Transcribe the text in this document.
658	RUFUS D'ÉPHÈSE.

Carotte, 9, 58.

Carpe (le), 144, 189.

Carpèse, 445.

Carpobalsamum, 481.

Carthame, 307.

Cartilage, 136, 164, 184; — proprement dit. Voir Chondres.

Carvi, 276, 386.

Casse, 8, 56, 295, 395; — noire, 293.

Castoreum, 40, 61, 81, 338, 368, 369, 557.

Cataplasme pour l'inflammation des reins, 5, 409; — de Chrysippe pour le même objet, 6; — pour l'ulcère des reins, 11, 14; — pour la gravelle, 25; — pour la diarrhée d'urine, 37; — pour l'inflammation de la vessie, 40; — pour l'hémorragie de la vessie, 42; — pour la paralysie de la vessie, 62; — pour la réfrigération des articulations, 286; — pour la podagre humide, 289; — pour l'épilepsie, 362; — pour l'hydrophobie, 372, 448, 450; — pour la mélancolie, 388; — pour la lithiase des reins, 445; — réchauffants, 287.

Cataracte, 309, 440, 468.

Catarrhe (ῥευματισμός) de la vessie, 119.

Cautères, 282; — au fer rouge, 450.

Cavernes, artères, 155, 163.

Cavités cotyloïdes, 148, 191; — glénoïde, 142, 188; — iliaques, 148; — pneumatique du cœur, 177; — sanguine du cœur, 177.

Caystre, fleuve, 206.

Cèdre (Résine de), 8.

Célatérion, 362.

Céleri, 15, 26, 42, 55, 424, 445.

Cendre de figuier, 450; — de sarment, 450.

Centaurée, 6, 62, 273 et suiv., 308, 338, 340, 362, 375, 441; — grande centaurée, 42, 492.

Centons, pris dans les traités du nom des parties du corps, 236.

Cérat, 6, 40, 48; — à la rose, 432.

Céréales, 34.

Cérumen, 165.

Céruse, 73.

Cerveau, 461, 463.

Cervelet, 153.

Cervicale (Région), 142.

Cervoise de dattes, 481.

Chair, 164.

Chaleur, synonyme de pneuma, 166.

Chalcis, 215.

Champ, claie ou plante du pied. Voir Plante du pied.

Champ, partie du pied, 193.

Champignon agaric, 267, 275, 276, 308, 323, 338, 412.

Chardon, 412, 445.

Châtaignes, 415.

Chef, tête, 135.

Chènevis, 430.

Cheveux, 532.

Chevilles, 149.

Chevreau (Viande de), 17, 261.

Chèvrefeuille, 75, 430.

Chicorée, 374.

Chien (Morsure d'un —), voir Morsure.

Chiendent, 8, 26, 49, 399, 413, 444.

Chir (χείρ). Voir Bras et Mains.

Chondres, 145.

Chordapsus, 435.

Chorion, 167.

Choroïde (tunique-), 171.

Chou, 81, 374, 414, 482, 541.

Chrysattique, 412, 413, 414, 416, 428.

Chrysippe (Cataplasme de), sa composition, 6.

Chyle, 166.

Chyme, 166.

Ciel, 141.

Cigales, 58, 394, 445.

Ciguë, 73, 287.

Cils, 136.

^^^^

**Exercise goal:** All of the data above should be transcribed exactly.

**Output of the exercise:**
Transcribe the text in this document.
658	RUFUS D'ÉPHÈSE.

Carotte, 9, 58.

Carpe (le), 144, 189.

Carpèse, 445.

Carpobalsamum, 481.

Carthame, 307.

Cartilage, 136, 164, 184; — proprement dit. Voir Chondres.

Carvi, 276, 386.

Casse, 8, 56, 295, 395; — noire, 293.

Castoreum, 40, 61, 81, 338, 368, 369, 557.

Cataplasme pour l'inflammation des reins, 5, 409; — de Chrysippe pour le même objet, 6; — pour l'ulcère des reins, 11, 14; — pour la gravelle, 25; — pour la diarrhée d'urine, 37; — pour l'inflammation de la vessie, 40; — pour l'hémorragie de la vessie, 42; — pour la paralysie de la vessie, 62; — pour la réfrigération des articulations, 286; — pour la podagre humide, 289; — pour l'épilepsie, 362; — pour l'hydrophobie, 372, 448, 450; — pour la mélancolie, 388; — pour la lithiase des reins, 445; — réchauffants, 287.

Cataracte, 309, 440, 468.

Catarrhe (ῥευματισμός) de la vessie, 119.

Cautères, 282; — au fer rouge, 450.

Cavernes, artères, 155, 163.

Cavités cotyloïdes, 148, 191; — glénoïde, 142, 188; — iliaques, 148; — pneumatique du cœur, 177; — sanguine du cœur, 177.

Caystre, fleuve, 206.

Cèdre (Résine de), 8.

Célatérion, 362.

Céleri, 15, 26, 42, 55, 424, 445.

Cendre de figuier, 450; — de sarment, 450.

Centaurée, 6, 62, 273 et suiv., 308, 338, 340, 362, 375, 441; — grande centaurée, 42, 492.

Centons, pris dans les traités du nom des parties du corps, 236.

Cérat, 6, 40, 48; — à la rose, 432.

Céréales, 34.

Cérumen, 165.

Céruse, 73.

Cerveau, 461, 463.

Cervelet, 153.

Cervicale (Région), 142.

Cervoise de dattes, 481.

Chair, 164.

Chaleur, synonyme de pneuma, 166.

Chalcis, 215.

Champ, claie ou plante du pied. Voir Plante du pied.

Champ, partie du pied, 193.

Champignon agaric, 267, 275, 276, 308, 323, 338, 412.

Chardon, 412, 445.

Châtaignes, 415.

Chef, tête, 135.

Chènevis, 430.

Cheveux, 532.

Chevilles, 149.

Chevreau (Viande de), 17, 261.

Chèvrefeuille, 75, 430.

Chicorée, 374.

Chien (Morsure d'un —), voir Morsure.

Chiendent, 8, 26, 49, 399, 413, 444.

Chir (χείρ). Voir Bras et Mains.

Chondres, 145.

Chordapsus, 435.

Chorion, 167.

Choroïde (tunique-), 171.

Chou, 81, 374, 414, 482, 541.

Chrysattique, 412, 413, 414, 416, 428.

Chrysippe (Cataplasme de), sa composition, 6.

Chyle, 166.

Chyme, 166.

Ciel, 141.

Cigales, 58, 394, 445.

Ciguë, 73, 287.

Cils, 136.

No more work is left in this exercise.